What the exercise asks
In the records below, work out how many lines hold the word "this". Report the number alone.

____________

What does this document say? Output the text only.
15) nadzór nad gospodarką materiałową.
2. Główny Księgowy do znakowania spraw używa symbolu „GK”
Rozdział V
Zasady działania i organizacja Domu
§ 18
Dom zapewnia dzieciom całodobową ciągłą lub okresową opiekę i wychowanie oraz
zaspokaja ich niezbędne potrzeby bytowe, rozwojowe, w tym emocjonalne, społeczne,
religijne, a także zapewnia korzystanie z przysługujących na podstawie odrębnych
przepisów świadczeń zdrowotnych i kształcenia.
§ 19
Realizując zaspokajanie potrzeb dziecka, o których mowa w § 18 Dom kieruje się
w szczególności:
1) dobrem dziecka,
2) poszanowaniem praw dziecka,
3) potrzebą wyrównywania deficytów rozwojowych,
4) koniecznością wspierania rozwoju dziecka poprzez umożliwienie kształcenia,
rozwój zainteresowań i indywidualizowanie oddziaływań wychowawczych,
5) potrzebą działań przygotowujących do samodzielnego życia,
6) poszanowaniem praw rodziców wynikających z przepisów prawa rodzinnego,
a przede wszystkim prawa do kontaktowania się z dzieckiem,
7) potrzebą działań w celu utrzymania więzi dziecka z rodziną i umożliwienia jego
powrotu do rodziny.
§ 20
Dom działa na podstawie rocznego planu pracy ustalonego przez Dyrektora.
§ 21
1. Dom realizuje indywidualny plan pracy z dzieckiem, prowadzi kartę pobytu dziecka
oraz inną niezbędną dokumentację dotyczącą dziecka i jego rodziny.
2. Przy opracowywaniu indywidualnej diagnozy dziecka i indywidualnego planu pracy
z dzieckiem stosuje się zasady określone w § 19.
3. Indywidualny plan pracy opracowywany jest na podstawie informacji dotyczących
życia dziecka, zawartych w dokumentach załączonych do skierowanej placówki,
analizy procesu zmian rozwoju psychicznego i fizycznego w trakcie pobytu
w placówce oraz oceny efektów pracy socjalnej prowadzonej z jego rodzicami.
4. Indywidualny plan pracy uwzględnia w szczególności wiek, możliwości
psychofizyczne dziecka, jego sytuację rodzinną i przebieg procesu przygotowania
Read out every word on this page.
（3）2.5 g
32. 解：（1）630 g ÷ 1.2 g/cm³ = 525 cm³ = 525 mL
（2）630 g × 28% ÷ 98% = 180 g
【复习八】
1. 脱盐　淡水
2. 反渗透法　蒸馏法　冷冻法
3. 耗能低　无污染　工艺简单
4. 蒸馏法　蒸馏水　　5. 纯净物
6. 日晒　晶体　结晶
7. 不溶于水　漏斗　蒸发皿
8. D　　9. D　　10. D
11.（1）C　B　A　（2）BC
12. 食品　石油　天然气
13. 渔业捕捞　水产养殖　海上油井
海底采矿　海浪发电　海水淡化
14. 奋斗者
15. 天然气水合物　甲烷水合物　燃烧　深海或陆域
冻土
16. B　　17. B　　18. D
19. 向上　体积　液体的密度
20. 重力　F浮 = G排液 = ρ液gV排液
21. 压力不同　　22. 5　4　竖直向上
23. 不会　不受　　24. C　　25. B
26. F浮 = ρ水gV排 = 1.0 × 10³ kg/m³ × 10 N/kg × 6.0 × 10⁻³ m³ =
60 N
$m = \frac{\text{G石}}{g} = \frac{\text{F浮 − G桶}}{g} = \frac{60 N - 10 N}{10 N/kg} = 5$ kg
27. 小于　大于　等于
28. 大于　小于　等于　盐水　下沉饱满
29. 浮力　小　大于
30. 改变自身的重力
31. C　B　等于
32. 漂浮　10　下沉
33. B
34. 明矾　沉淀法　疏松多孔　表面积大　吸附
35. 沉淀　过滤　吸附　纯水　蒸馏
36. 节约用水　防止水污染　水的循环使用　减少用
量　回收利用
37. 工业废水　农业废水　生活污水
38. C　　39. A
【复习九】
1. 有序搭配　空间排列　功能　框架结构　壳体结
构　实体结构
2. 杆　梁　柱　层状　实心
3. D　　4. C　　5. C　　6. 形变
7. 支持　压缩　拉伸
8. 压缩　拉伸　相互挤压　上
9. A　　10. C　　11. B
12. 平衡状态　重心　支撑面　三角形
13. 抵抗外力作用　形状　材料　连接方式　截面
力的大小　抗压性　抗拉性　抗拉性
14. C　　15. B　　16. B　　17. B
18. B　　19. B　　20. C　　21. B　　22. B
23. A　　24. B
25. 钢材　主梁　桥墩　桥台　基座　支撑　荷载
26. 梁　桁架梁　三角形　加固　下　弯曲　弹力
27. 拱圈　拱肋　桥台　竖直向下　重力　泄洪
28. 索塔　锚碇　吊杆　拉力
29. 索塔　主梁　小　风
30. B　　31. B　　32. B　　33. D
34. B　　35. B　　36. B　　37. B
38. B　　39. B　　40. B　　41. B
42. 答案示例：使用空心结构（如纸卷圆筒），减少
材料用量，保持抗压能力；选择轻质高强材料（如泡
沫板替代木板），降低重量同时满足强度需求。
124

____________

Solved problem
2